_WRITTEN TASK_
Leave out the pictures and repeat the rest of the material exactly.

● ● ● ● ●

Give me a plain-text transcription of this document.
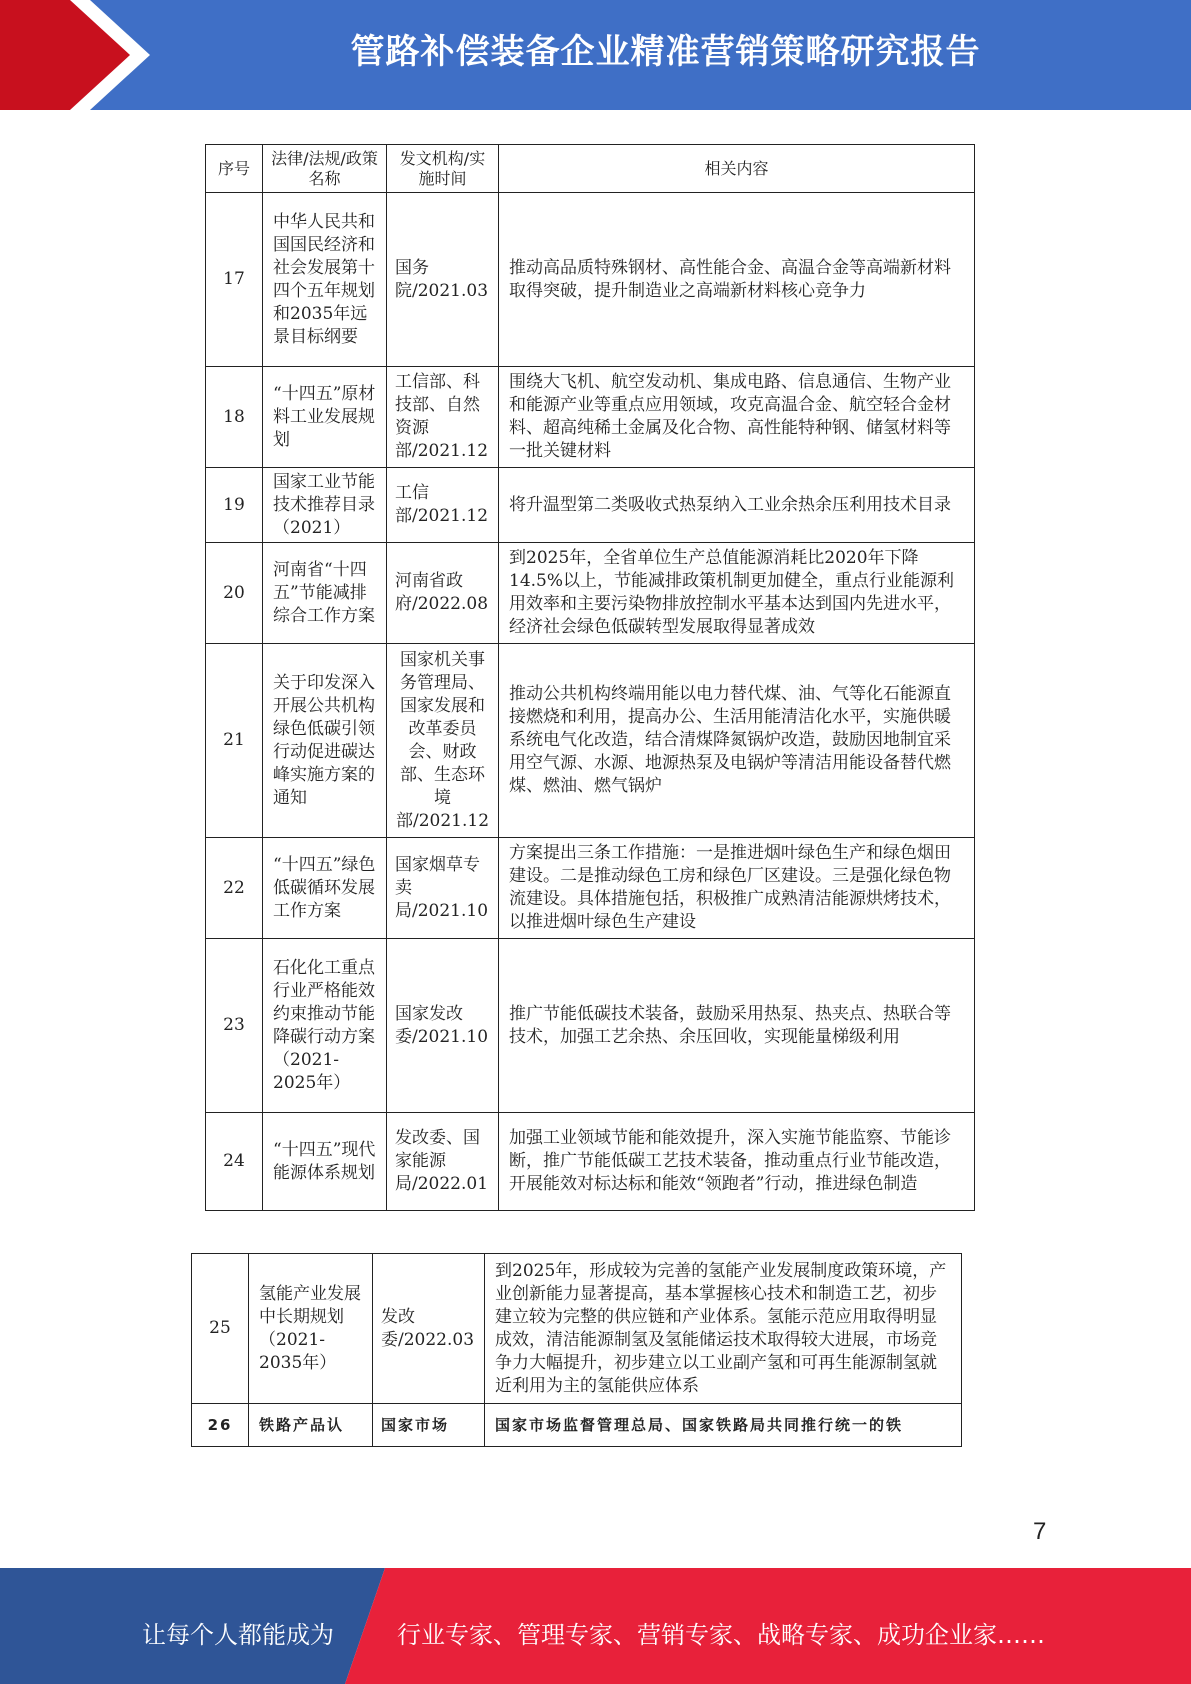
管路补偿装备企业精准营销策略研究报告
序号	法律/法规/政策名称	发文机构/实施时间	相关内容
17	中华人民共和国国民经济和社会发展第十四个五年规划和2035年远景目标纲要	国务院/2021.03	推动高品质特殊钢材、高性能合金、高温合金等高端新材料取得突破，提升制造业之高端新材料核心竞争力
18	“十四五”原材料工业发展规划	工信部、科技部、自然资源部/2021.12	围绕大飞机、航空发动机、集成电路、信息通信、生物产业和能源产业等重点应用领域，攻克高温合金、航空轻合金材料、超高纯稀土金属及化合物、高性能特种钢、储氢材料等一批关键材料
19	国家工业节能技术推荐目录（2021）	工信部/2021.12	将升温型第二类吸收式热泵纳入工业余热余压利用技术目录
20	河南省“十四五”节能减排综合工作方案	河南省政府/2022.08	到2025年，全省单位生产总值能源消耗比2020年下降14.5%以上，节能减排政策机制更加健全，重点行业能源利用效率和主要污染物排放控制水平基本达到国内先进水平，经济社会绿色低碳转型发展取得显著成效
21	关于印发深入开展公共机构绿色低碳引领行动促进碳达峰实施方案的通知	国家机关事务管理局、国家发展和改革委员会、财政部、生态环境部/2021.12	推动公共机构终端用能以电力替代煤、油、气等化石能源直接燃烧和利用，提高办公、生活用能清洁化水平，实施供暖系统电气化改造，结合清煤降氮锅炉改造，鼓励因地制宜采用空气源、水源、地源热泵及电锅炉等清洁用能设备替代燃煤、燃油、燃气锅炉
22	“十四五”绿色低碳循环发展工作方案	国家烟草专卖局/2021.10	方案提出三条工作措施：一是推进烟叶绿色生产和绿色烟田建设。二是推动绿色工房和绿色厂区建设。三是强化绿色物流建设。具体措施包括，积极推广成熟清洁能源烘烤技术，以推进烟叶绿色生产建设
23	石化化工重点行业严格能效约束推动节能降碳行动方案（2021-2025年）	国家发改委/2021.10	推广节能低碳技术装备，鼓励采用热泵、热夹点、热联合等技术，加强工艺余热、余压回收，实现能量梯级利用
24	“十四五”现代能源体系规划	发改委、国家能源局/2022.01	加强工业领域节能和能效提升，深入实施节能监察、节能诊断，推广节能低碳工艺技术装备，推动重点行业节能改造，开展能效对标达标和能效“领跑者”行动，推进绿色制造
25	氢能产业发展中长期规划（2021-2035年）	发改委/2022.03	到2025年，形成较为完善的氢能产业发展制度政策环境，产业创新能力显著提高，基本掌握核心技术和制造工艺，初步建立较为完整的供应链和产业体系。氢能示范应用取得明显成效，清洁能源制氢及氢能储运技术取得较大进展，市场竞争力大幅提升，初步建立以工业副产氢和可再生能源制氢就近利用为主的氢能供应体系
26	铁路产品认	国家市场	国家市场监督管理总局、国家铁路局共同推行统一的铁
7
让每个人都能成为	行业专家、管理专家、营销专家、战略专家、成功企业家……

● ● ● ● ●

_COMPLETE ANSWER_
Give me a plain-text transcription of this document.
管路补偿装备企业精准营销策略研究报告
序号	法律/法规/政策名称	发文机构/实施时间	相关内容
17	中华人民共和国国民经济和社会发展第十四个五年规划和2035年远景目标纲要	国务院/2021.03	推动高品质特殊钢材、高性能合金、高温合金等高端新材料取得突破，提升制造业之高端新材料核心竞争力
18	“十四五”原材料工业发展规划	工信部、科技部、自然资源部/2021.12	围绕大飞机、航空发动机、集成电路、信息通信、生物产业和能源产业等重点应用领域，攻克高温合金、航空轻合金材料、超高纯稀土金属及化合物、高性能特种钢、储氢材料等一批关键材料
19	国家工业节能技术推荐目录（2021）	工信部/2021.12	将升温型第二类吸收式热泵纳入工业余热余压利用技术目录
20	河南省“十四五”节能减排综合工作方案	河南省政府/2022.08	到2025年，全省单位生产总值能源消耗比2020年下降14.5%以上，节能减排政策机制更加健全，重点行业能源利用效率和主要污染物排放控制水平基本达到国内先进水平，经济社会绿色低碳转型发展取得显著成效
21	关于印发深入开展公共机构绿色低碳引领行动促进碳达峰实施方案的通知	国家机关事务管理局、国家发展和改革委员会、财政部、生态环境部/2021.12	推动公共机构终端用能以电力替代煤、油、气等化石能源直接燃烧和利用，提高办公、生活用能清洁化水平，实施供暖系统电气化改造，结合清煤降氮锅炉改造，鼓励因地制宜采用空气源、水源、地源热泵及电锅炉等清洁用能设备替代燃煤、燃油、燃气锅炉
22	“十四五”绿色低碳循环发展工作方案	国家烟草专卖局/2021.10	方案提出三条工作措施：一是推进烟叶绿色生产和绿色烟田建设。二是推动绿色工房和绿色厂区建设。三是强化绿色物流建设。具体措施包括，积极推广成熟清洁能源烘烤技术，以推进烟叶绿色生产建设
23	石化化工重点行业严格能效约束推动节能降碳行动方案（2021-2025年）	国家发改委/2021.10	推广节能低碳技术装备，鼓励采用热泵、热夹点、热联合等技术，加强工艺余热、余压回收，实现能量梯级利用
24	“十四五”现代能源体系规划	发改委、国家能源局/2022.01	加强工业领域节能和能效提升，深入实施节能监察、节能诊断，推广节能低碳工艺技术装备，推动重点行业节能改造，开展能效对标达标和能效“领跑者”行动，推进绿色制造
25	氢能产业发展中长期规划（2021-2035年）	发改委/2022.03	到2025年，形成较为完善的氢能产业发展制度政策环境，产业创新能力显著提高，基本掌握核心技术和制造工艺，初步建立较为完整的供应链和产业体系。氢能示范应用取得明显成效，清洁能源制氢及氢能储运技术取得较大进展，市场竞争力大幅提升，初步建立以工业副产氢和可再生能源制氢就近利用为主的氢能供应体系
26	铁路产品认	国家市场	国家市场监督管理总局、国家铁路局共同推行统一的铁
7
让每个人都能成为	行业专家、管理专家、营销专家、战略专家、成功企业家……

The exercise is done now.